» **Data records**
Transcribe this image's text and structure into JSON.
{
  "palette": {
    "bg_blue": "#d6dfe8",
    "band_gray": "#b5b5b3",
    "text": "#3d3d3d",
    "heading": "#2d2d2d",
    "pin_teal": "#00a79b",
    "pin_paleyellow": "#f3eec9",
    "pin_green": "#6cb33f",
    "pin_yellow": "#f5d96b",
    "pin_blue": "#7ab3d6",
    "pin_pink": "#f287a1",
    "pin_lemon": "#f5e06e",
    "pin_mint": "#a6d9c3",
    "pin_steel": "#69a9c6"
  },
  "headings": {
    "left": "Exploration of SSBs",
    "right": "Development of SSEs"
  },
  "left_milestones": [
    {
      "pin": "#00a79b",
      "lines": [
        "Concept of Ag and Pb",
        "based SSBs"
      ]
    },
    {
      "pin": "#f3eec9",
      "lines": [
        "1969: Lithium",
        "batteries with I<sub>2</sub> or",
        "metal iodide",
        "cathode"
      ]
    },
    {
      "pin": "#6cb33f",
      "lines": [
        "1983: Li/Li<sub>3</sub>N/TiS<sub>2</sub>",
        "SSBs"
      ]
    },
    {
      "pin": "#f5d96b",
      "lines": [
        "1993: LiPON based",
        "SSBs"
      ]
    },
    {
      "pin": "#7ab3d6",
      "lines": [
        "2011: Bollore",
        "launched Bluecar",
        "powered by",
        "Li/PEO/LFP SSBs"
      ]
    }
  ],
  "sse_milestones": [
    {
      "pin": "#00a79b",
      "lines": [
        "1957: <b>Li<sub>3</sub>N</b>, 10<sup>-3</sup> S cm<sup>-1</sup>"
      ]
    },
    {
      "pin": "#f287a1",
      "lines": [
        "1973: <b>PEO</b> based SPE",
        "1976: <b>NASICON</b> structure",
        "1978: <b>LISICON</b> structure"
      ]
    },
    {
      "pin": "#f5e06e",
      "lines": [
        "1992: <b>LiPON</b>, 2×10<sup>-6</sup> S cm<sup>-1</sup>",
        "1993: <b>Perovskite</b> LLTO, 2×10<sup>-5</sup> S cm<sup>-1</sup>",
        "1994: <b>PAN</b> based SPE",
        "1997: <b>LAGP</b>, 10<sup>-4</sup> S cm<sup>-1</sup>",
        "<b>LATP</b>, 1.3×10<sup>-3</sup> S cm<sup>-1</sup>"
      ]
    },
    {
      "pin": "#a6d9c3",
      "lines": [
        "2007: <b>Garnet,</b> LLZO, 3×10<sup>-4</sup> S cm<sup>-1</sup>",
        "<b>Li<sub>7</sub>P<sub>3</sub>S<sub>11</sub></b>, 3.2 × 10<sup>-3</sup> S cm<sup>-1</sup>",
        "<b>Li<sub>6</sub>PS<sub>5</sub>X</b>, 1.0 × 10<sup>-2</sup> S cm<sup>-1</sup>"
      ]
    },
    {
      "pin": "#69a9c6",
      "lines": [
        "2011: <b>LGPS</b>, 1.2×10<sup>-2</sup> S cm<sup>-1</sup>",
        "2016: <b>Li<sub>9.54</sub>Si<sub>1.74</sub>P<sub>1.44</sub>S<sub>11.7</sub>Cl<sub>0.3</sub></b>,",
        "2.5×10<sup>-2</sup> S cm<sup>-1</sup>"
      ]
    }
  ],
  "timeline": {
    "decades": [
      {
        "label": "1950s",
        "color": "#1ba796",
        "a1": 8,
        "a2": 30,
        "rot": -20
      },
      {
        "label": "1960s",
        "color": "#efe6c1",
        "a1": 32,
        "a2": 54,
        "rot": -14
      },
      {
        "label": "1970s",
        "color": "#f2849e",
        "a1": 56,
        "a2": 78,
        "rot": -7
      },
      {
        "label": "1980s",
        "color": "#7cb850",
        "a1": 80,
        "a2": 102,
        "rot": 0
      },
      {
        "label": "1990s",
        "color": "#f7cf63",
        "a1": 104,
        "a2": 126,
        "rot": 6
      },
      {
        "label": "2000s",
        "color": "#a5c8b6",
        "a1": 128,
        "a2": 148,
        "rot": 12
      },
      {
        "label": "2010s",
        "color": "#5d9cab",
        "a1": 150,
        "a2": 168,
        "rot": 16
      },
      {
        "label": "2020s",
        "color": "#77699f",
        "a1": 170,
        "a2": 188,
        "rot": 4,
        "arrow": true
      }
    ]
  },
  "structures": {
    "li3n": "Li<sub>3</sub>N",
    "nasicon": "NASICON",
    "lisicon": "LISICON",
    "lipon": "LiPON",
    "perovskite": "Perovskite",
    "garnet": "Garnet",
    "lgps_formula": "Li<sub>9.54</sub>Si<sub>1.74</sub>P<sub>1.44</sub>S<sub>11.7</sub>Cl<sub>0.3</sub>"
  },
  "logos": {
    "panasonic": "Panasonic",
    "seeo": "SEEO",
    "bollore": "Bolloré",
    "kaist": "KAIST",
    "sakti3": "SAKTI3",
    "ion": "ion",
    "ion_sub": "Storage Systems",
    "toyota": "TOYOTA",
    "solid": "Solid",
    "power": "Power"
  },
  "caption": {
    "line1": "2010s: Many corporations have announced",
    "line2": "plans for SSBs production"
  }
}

==

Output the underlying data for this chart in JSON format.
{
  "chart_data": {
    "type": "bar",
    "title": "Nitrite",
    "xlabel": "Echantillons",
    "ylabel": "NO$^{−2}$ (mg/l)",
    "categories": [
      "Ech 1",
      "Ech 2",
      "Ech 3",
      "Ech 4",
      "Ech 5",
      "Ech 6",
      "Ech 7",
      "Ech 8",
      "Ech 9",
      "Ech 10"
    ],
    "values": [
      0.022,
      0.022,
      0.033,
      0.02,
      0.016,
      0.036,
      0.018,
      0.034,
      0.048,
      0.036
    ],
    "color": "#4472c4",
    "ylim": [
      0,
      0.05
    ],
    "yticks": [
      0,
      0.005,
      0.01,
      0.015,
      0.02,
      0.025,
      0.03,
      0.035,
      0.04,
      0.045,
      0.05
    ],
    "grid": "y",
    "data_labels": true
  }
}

» **Goal**
In the entries above, locate every line with the word "Garnet" and copy it.

» **Solution for this problem**
        "2007: <b>Garnet,</b> LLZO, 3×10<sup>-4</sup> S cm<sup>-1</sup>",
    "garnet": "Garnet",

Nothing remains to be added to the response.